Problem requirements: Check each line of the records below and collect those holding "nhịn".

Data excerpts:

## Begin

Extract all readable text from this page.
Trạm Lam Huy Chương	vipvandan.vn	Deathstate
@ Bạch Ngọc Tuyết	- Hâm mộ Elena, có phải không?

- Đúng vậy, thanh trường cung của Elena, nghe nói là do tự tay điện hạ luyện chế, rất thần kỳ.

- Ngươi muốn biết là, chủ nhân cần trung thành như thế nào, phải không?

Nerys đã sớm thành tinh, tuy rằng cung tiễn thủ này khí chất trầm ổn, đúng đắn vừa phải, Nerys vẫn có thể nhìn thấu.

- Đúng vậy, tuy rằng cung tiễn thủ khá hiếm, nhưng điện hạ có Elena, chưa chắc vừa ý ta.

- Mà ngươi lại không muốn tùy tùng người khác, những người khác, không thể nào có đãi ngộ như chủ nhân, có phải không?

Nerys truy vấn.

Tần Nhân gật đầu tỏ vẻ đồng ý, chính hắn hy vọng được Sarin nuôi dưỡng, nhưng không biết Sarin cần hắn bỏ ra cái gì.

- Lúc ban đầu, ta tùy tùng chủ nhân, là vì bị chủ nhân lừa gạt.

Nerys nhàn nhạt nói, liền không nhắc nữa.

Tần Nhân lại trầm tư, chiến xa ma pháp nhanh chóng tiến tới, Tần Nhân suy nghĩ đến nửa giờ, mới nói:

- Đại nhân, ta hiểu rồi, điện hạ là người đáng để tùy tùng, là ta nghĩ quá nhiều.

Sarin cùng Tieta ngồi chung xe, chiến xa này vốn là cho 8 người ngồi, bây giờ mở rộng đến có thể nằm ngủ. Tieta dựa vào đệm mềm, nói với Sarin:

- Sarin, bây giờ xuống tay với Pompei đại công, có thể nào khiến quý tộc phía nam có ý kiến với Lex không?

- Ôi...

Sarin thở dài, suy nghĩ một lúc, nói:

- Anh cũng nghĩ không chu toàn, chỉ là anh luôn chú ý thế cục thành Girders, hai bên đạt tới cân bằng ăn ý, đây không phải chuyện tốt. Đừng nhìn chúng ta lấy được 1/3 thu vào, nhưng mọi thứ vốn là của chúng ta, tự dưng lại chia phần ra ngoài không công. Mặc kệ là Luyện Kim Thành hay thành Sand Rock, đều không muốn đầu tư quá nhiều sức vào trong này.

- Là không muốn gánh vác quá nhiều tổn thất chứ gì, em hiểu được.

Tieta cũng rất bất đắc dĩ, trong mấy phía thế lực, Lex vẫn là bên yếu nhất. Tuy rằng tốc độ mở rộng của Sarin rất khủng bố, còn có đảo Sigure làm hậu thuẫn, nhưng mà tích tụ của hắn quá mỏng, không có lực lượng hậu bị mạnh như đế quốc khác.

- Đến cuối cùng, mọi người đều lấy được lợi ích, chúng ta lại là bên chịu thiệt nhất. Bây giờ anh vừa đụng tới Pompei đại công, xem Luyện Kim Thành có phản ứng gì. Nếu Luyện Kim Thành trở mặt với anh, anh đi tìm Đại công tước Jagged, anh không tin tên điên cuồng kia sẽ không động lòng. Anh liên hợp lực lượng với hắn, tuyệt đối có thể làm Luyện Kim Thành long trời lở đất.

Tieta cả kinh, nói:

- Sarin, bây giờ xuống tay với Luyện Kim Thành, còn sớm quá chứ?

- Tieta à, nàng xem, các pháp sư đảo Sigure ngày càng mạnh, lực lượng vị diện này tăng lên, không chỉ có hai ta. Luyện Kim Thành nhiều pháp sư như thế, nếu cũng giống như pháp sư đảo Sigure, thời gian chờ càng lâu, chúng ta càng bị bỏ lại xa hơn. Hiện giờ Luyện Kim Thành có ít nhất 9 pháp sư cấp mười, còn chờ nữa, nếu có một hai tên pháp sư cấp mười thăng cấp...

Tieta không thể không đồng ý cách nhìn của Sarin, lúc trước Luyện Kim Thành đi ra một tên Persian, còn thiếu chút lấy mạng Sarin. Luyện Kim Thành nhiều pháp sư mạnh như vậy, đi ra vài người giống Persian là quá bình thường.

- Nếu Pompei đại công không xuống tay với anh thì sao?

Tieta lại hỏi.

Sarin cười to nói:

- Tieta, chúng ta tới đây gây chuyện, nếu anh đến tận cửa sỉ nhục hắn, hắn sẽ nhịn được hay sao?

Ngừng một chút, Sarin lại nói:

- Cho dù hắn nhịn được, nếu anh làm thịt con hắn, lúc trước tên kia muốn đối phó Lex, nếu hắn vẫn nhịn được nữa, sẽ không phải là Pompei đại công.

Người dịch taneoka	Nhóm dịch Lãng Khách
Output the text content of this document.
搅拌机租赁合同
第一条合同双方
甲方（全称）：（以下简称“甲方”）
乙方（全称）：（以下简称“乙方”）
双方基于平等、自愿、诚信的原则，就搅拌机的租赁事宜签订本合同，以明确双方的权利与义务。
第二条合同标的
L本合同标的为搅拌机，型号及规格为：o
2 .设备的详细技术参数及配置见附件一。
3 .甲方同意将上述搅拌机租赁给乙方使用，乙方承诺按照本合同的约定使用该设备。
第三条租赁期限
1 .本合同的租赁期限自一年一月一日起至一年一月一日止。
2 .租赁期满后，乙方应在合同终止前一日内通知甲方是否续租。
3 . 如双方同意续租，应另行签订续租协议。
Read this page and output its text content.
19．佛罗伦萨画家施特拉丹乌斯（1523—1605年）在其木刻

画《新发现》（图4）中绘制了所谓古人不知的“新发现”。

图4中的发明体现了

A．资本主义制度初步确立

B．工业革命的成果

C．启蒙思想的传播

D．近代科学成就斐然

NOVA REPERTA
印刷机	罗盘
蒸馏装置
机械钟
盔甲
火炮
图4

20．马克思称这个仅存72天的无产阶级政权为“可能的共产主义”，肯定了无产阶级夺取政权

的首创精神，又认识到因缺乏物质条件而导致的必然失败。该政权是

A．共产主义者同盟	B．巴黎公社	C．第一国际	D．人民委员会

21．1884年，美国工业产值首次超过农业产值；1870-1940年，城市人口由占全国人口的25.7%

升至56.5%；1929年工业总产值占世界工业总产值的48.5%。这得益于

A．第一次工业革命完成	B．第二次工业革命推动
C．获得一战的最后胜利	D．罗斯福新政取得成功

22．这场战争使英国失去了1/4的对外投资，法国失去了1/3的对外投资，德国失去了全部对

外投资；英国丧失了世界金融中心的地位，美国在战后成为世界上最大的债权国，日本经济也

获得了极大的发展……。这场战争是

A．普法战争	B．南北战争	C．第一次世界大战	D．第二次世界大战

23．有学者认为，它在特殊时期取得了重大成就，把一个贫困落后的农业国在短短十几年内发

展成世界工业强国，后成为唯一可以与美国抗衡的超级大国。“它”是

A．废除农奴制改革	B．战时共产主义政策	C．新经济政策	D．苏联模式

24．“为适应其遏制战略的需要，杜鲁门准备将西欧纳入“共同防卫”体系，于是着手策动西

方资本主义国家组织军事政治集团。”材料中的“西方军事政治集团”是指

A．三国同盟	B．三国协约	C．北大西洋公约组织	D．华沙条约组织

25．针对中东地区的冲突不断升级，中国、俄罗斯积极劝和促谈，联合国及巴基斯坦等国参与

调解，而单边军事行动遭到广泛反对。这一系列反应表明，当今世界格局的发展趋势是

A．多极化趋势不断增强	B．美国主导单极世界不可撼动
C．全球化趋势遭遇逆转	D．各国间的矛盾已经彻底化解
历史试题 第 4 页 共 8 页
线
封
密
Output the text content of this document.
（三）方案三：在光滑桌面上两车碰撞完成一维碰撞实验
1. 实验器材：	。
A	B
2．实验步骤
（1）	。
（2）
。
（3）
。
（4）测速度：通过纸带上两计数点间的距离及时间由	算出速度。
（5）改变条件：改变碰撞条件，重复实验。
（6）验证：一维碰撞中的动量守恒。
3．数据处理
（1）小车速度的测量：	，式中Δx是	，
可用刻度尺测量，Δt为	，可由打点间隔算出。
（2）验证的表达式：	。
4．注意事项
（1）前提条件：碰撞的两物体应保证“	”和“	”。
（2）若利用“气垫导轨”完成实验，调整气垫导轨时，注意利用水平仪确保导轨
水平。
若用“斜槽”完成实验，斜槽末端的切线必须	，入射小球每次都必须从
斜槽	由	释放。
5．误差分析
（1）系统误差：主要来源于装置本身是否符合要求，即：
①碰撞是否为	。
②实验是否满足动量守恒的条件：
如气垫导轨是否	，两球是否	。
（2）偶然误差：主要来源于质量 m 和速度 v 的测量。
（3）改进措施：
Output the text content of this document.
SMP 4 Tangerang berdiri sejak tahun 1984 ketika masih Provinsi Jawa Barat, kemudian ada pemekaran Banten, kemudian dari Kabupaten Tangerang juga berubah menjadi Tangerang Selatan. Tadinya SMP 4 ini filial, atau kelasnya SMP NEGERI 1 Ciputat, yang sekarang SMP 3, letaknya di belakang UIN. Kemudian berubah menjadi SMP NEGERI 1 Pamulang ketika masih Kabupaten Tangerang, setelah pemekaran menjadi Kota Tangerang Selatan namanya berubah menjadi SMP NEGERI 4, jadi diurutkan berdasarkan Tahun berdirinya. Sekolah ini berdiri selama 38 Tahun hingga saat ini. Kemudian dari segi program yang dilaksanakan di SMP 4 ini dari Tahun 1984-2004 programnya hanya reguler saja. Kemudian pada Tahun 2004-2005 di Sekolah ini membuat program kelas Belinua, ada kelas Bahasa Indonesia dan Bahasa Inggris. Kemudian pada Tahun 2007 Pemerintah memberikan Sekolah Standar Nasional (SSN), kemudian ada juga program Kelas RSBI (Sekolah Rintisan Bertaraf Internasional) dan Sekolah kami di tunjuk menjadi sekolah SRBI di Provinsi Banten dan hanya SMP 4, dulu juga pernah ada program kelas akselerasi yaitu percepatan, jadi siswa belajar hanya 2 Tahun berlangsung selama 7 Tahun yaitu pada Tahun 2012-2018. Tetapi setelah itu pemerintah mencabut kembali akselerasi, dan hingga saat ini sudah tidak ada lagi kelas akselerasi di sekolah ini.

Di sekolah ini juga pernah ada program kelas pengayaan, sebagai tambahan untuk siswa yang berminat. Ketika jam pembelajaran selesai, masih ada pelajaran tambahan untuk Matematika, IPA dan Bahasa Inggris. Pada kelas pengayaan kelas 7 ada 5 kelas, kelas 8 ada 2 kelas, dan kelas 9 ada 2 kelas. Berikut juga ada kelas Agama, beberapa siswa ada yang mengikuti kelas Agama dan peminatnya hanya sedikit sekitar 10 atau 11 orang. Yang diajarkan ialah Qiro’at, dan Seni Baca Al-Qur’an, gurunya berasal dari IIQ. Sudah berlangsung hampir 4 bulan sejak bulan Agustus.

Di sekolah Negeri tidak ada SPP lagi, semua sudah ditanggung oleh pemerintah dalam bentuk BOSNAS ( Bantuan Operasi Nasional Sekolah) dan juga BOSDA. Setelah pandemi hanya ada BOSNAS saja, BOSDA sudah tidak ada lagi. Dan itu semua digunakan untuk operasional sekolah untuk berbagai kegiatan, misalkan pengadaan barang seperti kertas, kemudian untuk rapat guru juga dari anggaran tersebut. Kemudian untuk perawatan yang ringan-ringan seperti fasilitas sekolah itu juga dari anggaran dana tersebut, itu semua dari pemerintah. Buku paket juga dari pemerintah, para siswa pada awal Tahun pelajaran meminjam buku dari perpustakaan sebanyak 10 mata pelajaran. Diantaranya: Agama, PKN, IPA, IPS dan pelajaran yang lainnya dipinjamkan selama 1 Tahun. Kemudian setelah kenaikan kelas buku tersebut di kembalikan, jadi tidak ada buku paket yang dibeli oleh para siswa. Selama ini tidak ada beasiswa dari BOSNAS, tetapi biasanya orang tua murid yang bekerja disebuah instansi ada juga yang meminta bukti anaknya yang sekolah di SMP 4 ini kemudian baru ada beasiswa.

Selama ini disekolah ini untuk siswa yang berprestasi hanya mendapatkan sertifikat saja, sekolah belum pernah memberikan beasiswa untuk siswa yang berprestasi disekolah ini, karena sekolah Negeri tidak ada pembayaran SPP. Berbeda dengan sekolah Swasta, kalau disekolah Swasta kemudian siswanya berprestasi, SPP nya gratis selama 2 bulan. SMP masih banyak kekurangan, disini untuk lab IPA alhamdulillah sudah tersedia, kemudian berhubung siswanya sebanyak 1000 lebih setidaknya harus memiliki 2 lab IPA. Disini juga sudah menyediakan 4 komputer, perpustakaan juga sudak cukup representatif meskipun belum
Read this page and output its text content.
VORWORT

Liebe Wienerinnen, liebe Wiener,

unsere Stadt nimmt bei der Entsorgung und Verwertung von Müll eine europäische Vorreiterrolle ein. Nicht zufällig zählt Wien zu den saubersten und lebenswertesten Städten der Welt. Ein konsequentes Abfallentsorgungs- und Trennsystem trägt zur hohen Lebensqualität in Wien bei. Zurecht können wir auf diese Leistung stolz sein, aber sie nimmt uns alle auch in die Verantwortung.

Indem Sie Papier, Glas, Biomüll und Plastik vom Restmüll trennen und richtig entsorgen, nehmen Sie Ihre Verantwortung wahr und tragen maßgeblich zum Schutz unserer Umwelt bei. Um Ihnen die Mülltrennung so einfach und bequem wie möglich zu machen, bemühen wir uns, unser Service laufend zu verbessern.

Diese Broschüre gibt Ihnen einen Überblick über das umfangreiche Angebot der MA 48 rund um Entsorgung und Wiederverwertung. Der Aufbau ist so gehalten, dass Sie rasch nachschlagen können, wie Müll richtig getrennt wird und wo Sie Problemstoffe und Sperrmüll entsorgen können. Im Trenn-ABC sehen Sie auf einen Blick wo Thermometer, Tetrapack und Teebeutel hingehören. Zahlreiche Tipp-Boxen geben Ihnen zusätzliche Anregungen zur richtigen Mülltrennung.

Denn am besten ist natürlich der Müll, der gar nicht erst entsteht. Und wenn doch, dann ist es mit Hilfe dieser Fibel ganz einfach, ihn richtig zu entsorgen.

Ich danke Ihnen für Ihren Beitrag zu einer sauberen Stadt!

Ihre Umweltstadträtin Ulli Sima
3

## End

Response:
- Tieta, chúng ta tới đây gây chuyện, nếu anh đến tận cửa sỉ nhục hắn, hắn sẽ nhịn được hay sao?
- Cho dù hắn nhịn được, nếu anh làm thịt con hắn, lúc trước tên kia muốn đối phó Lex, nếu hắn vẫn nhịn được nữa, sẽ không phải là Pompei đại công.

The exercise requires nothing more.